- [Instructions for the task]
Copy each line below in which the word "foran" occurs.

- [Records supplied]
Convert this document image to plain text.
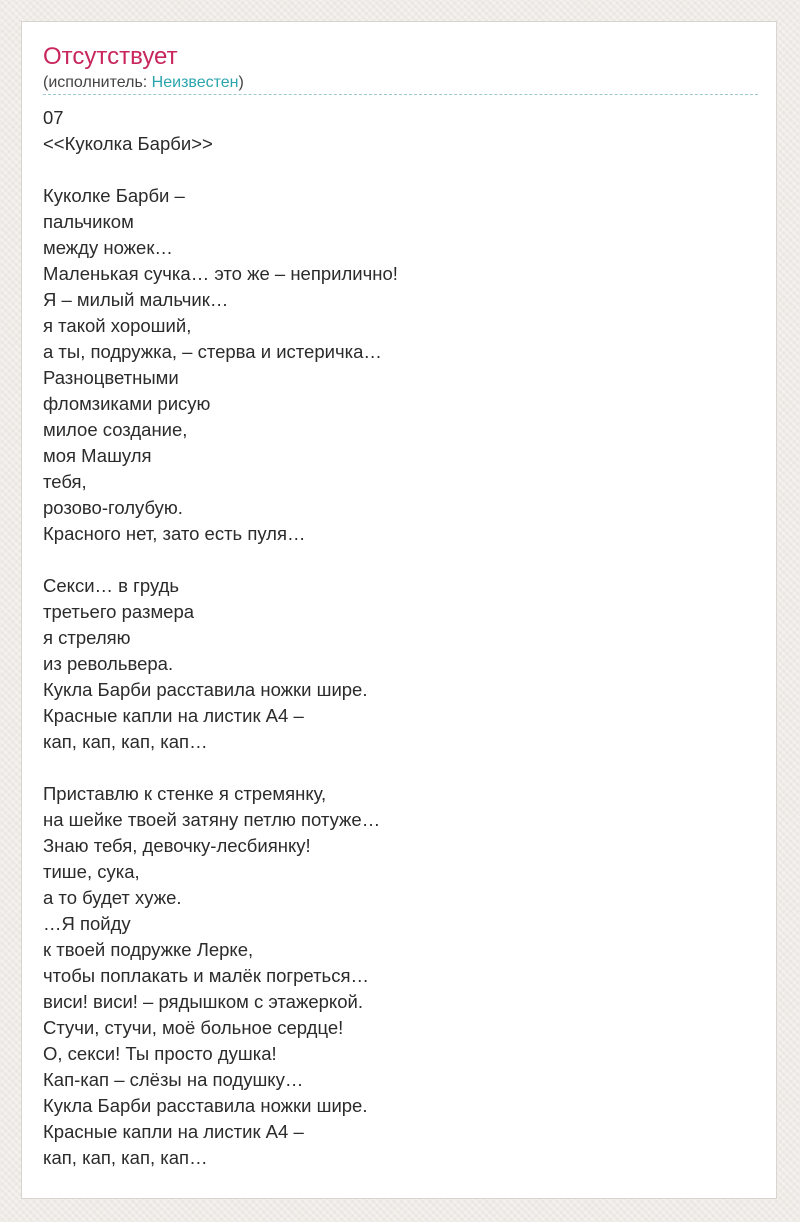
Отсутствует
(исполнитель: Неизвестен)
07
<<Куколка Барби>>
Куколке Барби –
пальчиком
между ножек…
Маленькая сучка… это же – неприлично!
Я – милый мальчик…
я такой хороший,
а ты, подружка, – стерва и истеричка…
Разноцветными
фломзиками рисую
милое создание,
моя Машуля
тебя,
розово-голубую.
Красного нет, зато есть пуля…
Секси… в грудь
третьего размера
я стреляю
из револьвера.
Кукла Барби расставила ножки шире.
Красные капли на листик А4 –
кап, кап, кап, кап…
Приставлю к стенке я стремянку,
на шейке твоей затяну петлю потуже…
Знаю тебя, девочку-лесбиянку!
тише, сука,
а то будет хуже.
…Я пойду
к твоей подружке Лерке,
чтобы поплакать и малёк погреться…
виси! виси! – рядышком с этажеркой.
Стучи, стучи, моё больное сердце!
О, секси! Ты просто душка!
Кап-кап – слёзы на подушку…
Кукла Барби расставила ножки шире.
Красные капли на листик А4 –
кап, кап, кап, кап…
--
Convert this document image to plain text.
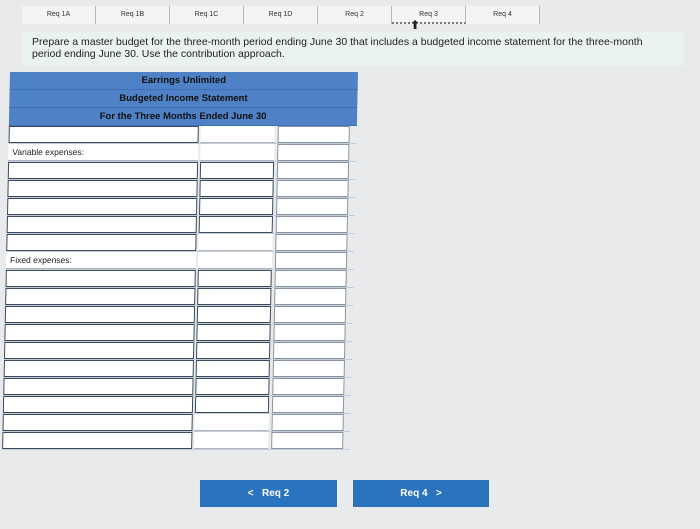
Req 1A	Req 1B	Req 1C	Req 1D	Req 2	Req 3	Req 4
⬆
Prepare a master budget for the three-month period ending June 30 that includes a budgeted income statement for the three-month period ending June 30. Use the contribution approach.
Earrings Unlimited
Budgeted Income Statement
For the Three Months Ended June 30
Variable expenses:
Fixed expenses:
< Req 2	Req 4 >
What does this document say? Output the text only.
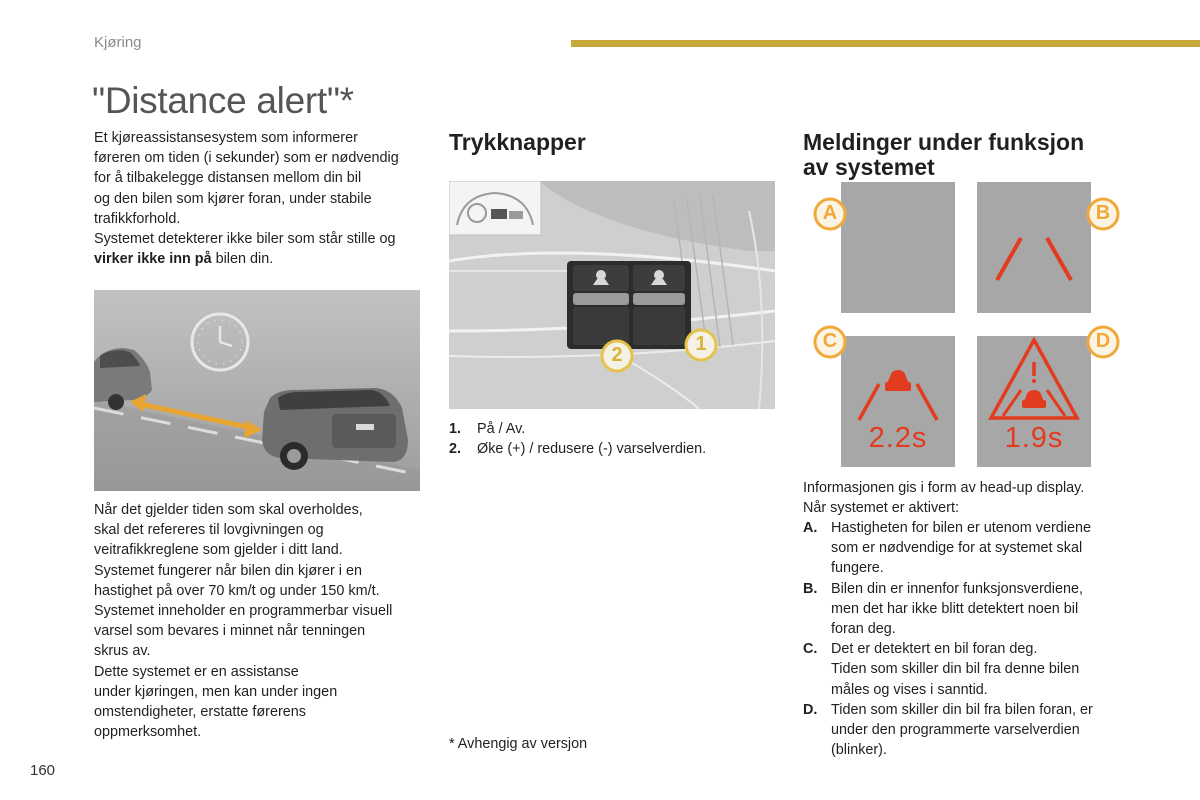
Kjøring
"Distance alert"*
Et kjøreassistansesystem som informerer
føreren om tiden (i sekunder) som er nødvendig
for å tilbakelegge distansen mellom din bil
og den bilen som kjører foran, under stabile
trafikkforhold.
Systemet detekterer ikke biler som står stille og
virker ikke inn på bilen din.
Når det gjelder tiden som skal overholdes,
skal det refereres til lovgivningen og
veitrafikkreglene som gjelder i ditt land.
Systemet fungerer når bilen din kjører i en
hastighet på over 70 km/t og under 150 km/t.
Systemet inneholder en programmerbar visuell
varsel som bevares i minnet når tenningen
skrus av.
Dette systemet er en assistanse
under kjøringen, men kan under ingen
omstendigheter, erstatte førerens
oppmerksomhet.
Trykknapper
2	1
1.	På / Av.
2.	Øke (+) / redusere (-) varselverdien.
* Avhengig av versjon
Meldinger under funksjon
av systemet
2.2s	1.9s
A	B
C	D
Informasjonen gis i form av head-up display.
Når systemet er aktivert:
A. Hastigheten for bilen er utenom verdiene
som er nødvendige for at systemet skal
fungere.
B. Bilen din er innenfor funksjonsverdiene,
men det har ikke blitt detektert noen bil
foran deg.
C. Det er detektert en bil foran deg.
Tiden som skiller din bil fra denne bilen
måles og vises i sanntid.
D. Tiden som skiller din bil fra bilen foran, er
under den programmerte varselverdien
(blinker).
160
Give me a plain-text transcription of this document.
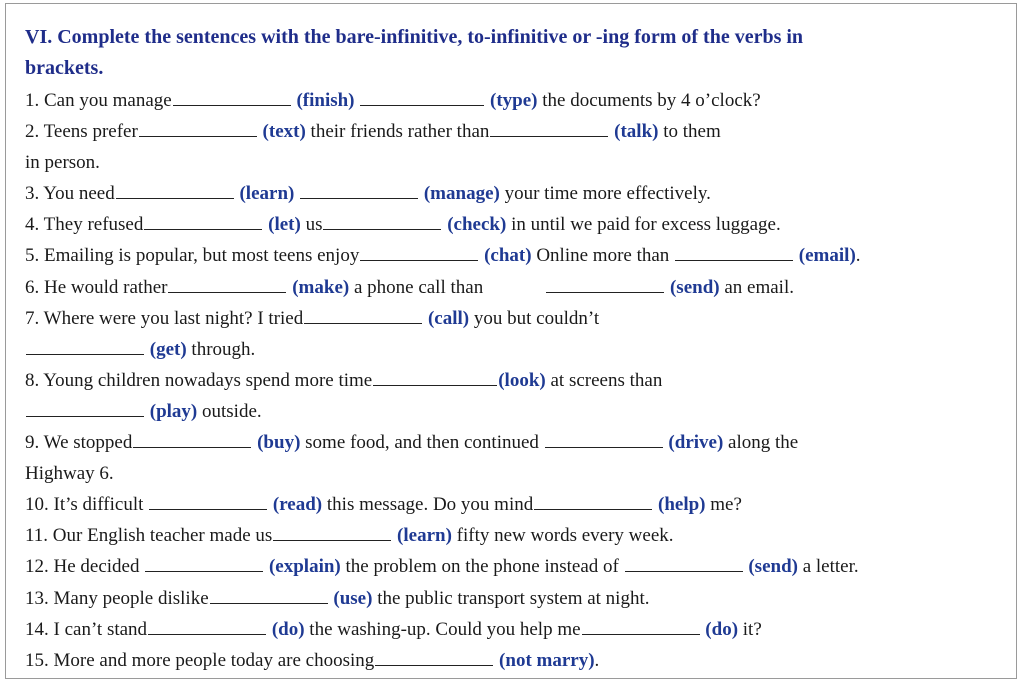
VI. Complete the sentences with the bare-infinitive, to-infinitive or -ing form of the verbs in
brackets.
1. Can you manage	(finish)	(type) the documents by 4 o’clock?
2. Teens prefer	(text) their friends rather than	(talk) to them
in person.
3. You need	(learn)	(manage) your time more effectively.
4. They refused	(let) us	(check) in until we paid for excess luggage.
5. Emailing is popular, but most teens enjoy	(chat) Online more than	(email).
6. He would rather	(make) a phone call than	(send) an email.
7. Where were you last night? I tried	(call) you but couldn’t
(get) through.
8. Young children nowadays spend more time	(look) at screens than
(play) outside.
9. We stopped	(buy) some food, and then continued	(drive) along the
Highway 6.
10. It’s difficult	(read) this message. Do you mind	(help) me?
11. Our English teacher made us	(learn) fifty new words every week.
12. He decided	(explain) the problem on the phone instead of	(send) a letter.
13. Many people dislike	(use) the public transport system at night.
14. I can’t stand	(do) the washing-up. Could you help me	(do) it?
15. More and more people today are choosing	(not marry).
--
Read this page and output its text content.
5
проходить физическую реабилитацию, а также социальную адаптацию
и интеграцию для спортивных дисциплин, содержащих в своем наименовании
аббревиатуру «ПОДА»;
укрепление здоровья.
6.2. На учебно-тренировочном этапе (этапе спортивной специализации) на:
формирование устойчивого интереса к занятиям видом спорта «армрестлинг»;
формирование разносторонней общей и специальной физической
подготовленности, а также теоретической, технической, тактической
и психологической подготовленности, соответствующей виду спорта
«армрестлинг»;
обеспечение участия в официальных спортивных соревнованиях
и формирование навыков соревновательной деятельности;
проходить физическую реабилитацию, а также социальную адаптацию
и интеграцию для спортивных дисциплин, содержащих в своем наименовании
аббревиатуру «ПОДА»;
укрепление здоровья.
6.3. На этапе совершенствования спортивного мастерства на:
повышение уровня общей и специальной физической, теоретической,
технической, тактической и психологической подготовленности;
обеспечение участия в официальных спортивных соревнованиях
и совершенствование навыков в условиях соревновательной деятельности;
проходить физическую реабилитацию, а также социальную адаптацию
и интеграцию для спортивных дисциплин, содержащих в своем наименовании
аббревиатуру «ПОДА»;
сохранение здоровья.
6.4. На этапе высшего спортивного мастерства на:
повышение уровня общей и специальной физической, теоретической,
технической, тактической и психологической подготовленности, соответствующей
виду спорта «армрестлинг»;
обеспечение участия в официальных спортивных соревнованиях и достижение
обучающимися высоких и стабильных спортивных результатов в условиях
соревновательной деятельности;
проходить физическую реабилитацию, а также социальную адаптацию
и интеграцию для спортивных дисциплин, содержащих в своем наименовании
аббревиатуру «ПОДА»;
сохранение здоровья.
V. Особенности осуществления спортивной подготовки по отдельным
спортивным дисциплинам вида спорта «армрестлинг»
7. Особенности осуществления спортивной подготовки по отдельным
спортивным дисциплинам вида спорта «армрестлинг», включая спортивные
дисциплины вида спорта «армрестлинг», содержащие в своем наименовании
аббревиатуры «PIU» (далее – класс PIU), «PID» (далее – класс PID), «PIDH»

- [Answer below]
og den bilen som kjører foran, under stabile
foran deg.
C. Det er detektert en bil foran deg.
D. Tiden som skiller din bil fra bilen foran, er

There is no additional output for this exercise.